*Given request*. Copy down all of the data underneath, exactly as shown.

*Input rows*.
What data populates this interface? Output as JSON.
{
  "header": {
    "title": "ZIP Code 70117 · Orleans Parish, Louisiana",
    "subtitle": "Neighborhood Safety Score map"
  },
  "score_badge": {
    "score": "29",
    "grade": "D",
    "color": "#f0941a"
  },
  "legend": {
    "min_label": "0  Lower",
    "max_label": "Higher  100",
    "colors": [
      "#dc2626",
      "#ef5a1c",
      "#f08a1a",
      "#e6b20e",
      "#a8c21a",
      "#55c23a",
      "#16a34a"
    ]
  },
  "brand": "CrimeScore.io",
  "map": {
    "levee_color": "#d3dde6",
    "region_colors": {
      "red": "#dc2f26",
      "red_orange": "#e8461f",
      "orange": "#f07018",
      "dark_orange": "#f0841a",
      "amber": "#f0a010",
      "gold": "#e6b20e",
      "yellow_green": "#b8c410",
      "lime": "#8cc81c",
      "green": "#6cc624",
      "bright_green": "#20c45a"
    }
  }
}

*Full output*.
What data populates this interface? Output as JSON.
{
  "header": {
    "title": "ZIP Code 70117 · Orleans Parish, Louisiana",
    "subtitle": "Neighborhood Safety Score map"
  },
  "score_badge": {
    "score": "29",
    "grade": "D",
    "color": "#f0941a"
  },
  "legend": {
    "min_label": "0  Lower",
    "max_label": "Higher  100",
    "colors": [
      "#dc2626",
      "#ef5a1c",
      "#f08a1a",
      "#e6b20e",
      "#a8c21a",
      "#55c23a",
      "#16a34a"
    ]
  },
  "brand": "CrimeScore.io",
  "map": {
    "levee_color": "#d3dde6",
    "region_colors": {
      "red": "#dc2f26",
      "red_orange": "#e8461f",
      "orange": "#f07018",
      "dark_orange": "#f0841a",
      "amber": "#f0a010",
      "gold": "#e6b20e",
      "yellow_green": "#b8c410",
      "lime": "#8cc81c",
      "green": "#6cc624",
      "bright_green": "#20c45a"
    }
  }
}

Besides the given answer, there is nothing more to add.